Exercise details. Filter this data down to the lines that hold "ylabel", and copy them.

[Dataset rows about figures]
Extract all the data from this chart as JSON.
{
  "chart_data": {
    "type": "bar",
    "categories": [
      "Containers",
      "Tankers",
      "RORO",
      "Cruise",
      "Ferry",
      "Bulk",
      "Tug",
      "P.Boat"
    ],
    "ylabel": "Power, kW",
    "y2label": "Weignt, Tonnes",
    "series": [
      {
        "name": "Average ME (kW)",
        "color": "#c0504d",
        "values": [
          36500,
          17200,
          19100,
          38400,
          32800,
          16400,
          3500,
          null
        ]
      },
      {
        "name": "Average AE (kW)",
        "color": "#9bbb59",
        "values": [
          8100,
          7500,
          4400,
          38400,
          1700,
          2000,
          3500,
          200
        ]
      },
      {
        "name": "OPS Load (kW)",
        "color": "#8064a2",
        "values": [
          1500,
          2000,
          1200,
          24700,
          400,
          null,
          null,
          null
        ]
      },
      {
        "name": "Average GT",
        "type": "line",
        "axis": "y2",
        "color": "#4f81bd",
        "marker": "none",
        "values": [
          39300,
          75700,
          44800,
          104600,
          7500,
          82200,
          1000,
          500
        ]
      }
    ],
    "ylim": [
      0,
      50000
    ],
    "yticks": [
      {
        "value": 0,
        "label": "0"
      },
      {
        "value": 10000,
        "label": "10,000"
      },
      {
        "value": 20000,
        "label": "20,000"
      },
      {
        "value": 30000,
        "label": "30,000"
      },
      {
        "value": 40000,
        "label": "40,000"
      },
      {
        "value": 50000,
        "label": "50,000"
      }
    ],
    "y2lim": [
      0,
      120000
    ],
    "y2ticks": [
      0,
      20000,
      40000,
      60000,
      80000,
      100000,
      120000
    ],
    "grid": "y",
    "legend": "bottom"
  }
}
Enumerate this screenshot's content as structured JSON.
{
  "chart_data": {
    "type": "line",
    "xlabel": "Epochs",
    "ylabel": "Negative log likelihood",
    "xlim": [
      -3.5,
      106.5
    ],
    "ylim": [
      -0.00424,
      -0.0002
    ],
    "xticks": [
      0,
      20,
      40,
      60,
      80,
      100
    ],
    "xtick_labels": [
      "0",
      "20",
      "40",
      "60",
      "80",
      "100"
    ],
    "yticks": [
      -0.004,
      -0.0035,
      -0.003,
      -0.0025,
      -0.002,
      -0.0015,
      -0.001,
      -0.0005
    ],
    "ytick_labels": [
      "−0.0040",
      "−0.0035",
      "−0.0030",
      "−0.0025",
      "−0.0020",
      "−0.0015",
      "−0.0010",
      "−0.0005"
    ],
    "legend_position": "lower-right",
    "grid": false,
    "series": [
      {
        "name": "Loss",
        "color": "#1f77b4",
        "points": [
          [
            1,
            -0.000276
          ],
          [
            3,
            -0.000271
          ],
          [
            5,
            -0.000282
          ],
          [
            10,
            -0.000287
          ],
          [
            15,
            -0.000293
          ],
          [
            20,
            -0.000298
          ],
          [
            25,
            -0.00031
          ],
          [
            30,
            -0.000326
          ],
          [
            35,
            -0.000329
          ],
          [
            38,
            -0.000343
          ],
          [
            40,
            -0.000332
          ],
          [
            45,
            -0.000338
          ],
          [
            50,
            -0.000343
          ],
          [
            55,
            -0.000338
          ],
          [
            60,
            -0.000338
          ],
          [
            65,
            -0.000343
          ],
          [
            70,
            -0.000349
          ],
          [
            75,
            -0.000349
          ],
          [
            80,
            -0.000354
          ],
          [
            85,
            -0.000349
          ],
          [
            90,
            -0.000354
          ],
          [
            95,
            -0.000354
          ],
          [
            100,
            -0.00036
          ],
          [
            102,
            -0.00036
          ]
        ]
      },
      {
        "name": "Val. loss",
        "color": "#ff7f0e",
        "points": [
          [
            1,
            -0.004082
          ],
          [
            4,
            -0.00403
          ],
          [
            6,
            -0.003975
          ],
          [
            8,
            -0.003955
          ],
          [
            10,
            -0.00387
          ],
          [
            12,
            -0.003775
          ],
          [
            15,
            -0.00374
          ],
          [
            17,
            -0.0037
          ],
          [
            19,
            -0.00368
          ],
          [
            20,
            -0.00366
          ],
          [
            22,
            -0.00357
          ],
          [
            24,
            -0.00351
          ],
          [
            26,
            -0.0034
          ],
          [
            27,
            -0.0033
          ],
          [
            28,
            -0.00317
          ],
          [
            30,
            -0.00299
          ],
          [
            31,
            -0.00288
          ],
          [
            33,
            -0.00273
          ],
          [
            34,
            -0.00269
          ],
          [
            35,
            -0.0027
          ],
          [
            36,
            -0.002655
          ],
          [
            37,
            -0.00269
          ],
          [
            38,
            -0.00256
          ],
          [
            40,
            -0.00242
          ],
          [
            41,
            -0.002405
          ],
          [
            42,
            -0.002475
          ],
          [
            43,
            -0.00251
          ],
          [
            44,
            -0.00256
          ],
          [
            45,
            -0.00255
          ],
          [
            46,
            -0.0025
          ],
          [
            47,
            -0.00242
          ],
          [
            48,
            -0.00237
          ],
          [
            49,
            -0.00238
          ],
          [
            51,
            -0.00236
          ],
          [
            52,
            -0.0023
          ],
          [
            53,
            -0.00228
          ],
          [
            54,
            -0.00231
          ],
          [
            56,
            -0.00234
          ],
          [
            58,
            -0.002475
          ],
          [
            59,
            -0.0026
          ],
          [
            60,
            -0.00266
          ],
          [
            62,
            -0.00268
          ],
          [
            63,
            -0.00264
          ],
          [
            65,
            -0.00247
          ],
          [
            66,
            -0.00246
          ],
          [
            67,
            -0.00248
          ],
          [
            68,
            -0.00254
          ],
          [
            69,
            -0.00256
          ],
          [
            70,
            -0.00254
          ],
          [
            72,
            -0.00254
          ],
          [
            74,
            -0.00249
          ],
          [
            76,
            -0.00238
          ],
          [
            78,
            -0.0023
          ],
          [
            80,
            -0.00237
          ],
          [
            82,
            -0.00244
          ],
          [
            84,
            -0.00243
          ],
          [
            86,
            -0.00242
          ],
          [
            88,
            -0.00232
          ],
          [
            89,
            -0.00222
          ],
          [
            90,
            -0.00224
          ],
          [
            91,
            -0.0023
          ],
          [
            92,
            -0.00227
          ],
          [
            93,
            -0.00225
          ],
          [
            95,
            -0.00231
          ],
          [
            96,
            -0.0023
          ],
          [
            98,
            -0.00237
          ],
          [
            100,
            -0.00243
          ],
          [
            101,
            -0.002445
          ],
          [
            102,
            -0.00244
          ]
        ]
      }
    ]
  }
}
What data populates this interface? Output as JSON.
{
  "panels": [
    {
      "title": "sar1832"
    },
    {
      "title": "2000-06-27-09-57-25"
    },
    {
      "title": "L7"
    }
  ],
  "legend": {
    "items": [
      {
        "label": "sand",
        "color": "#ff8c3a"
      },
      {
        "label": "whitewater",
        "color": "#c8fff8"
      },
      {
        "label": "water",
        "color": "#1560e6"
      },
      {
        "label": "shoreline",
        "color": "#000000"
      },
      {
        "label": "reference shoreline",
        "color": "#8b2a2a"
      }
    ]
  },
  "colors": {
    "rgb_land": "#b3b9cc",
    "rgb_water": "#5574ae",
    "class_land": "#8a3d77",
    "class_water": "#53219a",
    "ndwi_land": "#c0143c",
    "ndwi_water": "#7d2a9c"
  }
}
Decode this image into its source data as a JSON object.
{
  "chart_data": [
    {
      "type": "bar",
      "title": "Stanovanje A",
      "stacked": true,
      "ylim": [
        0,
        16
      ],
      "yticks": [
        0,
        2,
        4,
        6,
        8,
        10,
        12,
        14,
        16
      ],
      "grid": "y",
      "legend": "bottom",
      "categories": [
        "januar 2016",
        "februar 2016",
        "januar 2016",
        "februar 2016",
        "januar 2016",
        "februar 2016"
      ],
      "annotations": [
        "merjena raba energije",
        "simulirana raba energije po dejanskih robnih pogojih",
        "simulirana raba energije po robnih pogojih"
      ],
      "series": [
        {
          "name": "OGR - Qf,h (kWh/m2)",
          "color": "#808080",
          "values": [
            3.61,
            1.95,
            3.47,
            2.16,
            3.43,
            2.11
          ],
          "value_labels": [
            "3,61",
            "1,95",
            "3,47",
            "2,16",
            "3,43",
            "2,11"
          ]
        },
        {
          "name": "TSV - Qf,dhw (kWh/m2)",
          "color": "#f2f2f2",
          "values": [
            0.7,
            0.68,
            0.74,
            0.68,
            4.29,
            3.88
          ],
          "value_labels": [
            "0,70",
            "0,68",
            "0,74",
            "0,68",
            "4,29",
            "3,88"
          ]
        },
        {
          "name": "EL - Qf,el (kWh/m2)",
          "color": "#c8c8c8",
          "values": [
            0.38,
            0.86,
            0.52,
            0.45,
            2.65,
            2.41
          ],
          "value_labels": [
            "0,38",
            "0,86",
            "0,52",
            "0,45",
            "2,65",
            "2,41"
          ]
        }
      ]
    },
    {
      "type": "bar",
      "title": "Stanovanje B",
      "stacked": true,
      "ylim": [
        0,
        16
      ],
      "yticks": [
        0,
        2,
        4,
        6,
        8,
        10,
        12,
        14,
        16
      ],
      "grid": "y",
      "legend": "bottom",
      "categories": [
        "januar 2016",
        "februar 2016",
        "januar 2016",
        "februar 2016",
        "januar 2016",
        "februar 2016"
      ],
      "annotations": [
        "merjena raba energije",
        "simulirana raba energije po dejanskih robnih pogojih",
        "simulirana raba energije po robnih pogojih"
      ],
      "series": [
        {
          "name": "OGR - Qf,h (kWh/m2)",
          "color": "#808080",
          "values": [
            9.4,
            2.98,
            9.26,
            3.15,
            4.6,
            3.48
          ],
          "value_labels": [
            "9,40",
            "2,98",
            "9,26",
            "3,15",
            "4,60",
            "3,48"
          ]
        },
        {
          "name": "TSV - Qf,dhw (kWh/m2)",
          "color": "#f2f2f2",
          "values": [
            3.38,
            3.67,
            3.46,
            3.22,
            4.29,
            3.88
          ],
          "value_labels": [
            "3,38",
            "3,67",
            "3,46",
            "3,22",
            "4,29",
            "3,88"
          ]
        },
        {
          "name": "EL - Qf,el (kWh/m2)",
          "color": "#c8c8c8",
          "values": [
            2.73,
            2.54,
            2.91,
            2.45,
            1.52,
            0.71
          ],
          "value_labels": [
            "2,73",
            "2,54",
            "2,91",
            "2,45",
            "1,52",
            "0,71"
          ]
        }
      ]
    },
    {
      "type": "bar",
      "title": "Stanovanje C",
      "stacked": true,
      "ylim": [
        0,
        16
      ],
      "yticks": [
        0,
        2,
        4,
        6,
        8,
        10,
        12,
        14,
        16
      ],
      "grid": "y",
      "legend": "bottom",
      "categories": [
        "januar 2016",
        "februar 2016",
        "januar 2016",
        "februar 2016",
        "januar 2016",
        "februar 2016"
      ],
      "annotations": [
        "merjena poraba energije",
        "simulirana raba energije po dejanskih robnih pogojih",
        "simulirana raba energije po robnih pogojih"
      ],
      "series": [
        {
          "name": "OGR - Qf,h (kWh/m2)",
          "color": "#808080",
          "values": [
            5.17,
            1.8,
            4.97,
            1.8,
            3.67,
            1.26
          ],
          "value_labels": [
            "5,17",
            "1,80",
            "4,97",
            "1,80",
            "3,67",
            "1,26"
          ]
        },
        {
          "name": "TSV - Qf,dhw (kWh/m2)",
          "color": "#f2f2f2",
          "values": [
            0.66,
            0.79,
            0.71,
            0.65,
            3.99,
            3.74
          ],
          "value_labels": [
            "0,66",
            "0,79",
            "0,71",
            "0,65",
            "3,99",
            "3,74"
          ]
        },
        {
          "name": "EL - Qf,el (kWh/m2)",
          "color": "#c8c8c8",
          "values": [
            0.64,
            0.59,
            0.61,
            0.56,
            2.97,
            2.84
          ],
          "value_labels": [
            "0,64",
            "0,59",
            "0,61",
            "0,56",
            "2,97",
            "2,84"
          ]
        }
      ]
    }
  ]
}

Task output.
    "ylabel": "Power, kW",
    "ylabel": "Negative log likelihood",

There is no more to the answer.